┌─ RAW DATA
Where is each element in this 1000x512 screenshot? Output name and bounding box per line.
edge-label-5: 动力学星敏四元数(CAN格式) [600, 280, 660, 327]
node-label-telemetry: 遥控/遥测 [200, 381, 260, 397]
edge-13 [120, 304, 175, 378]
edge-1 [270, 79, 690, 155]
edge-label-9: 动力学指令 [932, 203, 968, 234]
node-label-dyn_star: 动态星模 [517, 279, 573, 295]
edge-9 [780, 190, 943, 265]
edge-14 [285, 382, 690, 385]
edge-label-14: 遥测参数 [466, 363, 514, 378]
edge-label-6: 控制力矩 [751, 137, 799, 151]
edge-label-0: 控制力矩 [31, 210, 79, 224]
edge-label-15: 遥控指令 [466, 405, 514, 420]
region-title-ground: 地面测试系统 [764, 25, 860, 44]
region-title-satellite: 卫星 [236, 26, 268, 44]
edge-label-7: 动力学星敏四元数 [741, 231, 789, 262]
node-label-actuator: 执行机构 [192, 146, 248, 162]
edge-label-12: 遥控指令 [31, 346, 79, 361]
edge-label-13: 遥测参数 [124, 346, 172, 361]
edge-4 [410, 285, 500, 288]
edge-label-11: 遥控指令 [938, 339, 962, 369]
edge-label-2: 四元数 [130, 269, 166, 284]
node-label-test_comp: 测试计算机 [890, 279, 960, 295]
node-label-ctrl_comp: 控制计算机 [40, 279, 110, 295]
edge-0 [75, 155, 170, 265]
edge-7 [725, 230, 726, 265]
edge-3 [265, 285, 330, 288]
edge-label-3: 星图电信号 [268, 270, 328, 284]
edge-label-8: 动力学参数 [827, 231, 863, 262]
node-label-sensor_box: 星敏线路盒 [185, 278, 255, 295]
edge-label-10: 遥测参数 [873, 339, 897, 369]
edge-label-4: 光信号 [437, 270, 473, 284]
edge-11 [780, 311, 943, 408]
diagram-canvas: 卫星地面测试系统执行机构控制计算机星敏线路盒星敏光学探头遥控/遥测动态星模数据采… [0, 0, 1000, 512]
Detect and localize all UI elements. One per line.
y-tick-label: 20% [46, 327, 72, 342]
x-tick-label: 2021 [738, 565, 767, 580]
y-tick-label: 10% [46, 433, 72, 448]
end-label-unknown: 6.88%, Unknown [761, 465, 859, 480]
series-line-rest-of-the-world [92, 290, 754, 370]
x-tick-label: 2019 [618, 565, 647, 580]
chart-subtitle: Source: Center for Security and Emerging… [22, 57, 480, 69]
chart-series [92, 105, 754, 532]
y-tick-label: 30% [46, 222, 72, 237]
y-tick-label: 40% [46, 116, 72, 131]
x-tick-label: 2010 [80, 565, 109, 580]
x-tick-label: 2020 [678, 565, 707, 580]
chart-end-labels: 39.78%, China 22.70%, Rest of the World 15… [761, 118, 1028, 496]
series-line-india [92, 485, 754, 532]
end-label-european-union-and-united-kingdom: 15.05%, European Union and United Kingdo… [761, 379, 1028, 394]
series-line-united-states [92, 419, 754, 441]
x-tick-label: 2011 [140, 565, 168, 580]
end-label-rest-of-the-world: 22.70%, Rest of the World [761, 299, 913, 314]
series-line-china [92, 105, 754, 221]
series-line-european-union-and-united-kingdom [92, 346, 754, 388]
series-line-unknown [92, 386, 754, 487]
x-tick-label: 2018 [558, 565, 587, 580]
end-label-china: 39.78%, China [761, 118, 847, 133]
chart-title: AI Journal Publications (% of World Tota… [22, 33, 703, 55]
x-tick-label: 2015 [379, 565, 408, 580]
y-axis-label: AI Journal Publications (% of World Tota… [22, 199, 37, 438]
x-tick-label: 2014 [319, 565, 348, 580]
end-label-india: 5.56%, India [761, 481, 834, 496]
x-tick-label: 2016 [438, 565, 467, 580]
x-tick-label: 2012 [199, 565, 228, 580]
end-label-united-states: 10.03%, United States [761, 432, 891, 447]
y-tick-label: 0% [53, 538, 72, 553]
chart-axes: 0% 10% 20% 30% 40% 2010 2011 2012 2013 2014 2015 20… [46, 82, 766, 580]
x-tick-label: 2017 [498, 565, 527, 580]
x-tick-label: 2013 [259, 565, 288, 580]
└─
_YOUR GOAL_
Could you rewrite all of the entries above, changing every "y-tick-label" to "y-axis-tick" and leaving everything else as it is?

_SOLUTION_
Where is each element in this 1000x512 screenshot? Output name and bounding box per line.
edge-label-5: 动力学星敏四元数(CAN格式) [600, 280, 660, 327]
node-label-telemetry: 遥控/遥测 [200, 381, 260, 397]
edge-13 [120, 304, 175, 378]
edge-1 [270, 79, 690, 155]
edge-label-9: 动力学指令 [932, 203, 968, 234]
node-label-dyn_star: 动态星模 [517, 279, 573, 295]
edge-9 [780, 190, 943, 265]
edge-14 [285, 382, 690, 385]
edge-label-14: 遥测参数 [466, 363, 514, 378]
edge-label-6: 控制力矩 [751, 137, 799, 151]
edge-label-0: 控制力矩 [31, 210, 79, 224]
edge-label-15: 遥控指令 [466, 405, 514, 420]
region-title-ground: 地面测试系统 [764, 25, 860, 44]
region-title-satellite: 卫星 [236, 26, 268, 44]
edge-label-7: 动力学星敏四元数 [741, 231, 789, 262]
node-label-actuator: 执行机构 [192, 146, 248, 162]
edge-label-12: 遥控指令 [31, 346, 79, 361]
edge-label-13: 遥测参数 [124, 346, 172, 361]
edge-4 [410, 285, 500, 288]
edge-label-11: 遥控指令 [938, 339, 962, 369]
edge-label-2: 四元数 [130, 269, 166, 284]
node-label-test_comp: 测试计算机 [890, 279, 960, 295]
node-label-ctrl_comp: 控制计算机 [40, 279, 110, 295]
edge-0 [75, 155, 170, 265]
edge-7 [725, 230, 726, 265]
edge-3 [265, 285, 330, 288]
edge-label-3: 星图电信号 [268, 270, 328, 284]
edge-label-8: 动力学参数 [827, 231, 863, 262]
node-label-sensor_box: 星敏线路盒 [185, 278, 255, 295]
edge-label-10: 遥测参数 [873, 339, 897, 369]
edge-label-4: 光信号 [437, 270, 473, 284]
edge-11 [780, 311, 943, 408]
diagram-canvas: 卫星地面测试系统执行机构控制计算机星敏线路盒星敏光学探头遥控/遥测动态星模数据采… [0, 0, 1000, 512]
Detect and localize all UI elements. One per line.
y-axis-tick: 20% [46, 327, 72, 342]
x-tick-label: 2021 [738, 565, 767, 580]
y-axis-tick: 10% [46, 433, 72, 448]
end-label-unknown: 6.88%, Unknown [761, 465, 859, 480]
series-line-rest-of-the-world [92, 290, 754, 370]
x-tick-label: 2019 [618, 565, 647, 580]
chart-subtitle: Source: Center for Security and Emerging… [22, 57, 480, 69]
chart-series [92, 105, 754, 532]
y-axis-tick: 30% [46, 222, 72, 237]
y-axis-tick: 40% [46, 116, 72, 131]
x-tick-label: 2010 [80, 565, 109, 580]
x-tick-label: 2020 [678, 565, 707, 580]
chart-end-labels: 39.78%, China 22.70%, Rest of the World 15… [761, 118, 1028, 496]
series-line-india [92, 485, 754, 532]
end-label-european-union-and-united-kingdom: 15.05%, European Union and United Kingdo… [761, 379, 1028, 394]
series-line-united-states [92, 419, 754, 441]
x-tick-label: 2011 [140, 565, 168, 580]
end-label-rest-of-the-world: 22.70%, Rest of the World [761, 299, 913, 314]
series-line-china [92, 105, 754, 221]
series-line-european-union-and-united-kingdom [92, 346, 754, 388]
series-line-unknown [92, 386, 754, 487]
x-tick-label: 2018 [558, 565, 587, 580]
end-label-china: 39.78%, China [761, 118, 847, 133]
chart-title: AI Journal Publications (% of World Tota… [22, 33, 703, 55]
x-tick-label: 2015 [379, 565, 408, 580]
y-axis-label: AI Journal Publications (% of World Tota… [22, 199, 37, 438]
x-tick-label: 2014 [319, 565, 348, 580]
end-label-india: 5.56%, India [761, 481, 834, 496]
x-tick-label: 2016 [438, 565, 467, 580]
x-tick-label: 2012 [199, 565, 228, 580]
end-label-united-states: 10.03%, United States [761, 432, 891, 447]
y-axis-tick: 0% [53, 538, 72, 553]
chart-axes: 0% 10% 20% 30% 40% 2010 2011 2012 2013 2014 2015 20… [46, 82, 766, 580]
x-tick-label: 2017 [498, 565, 527, 580]
x-tick-label: 2013 [259, 565, 288, 580]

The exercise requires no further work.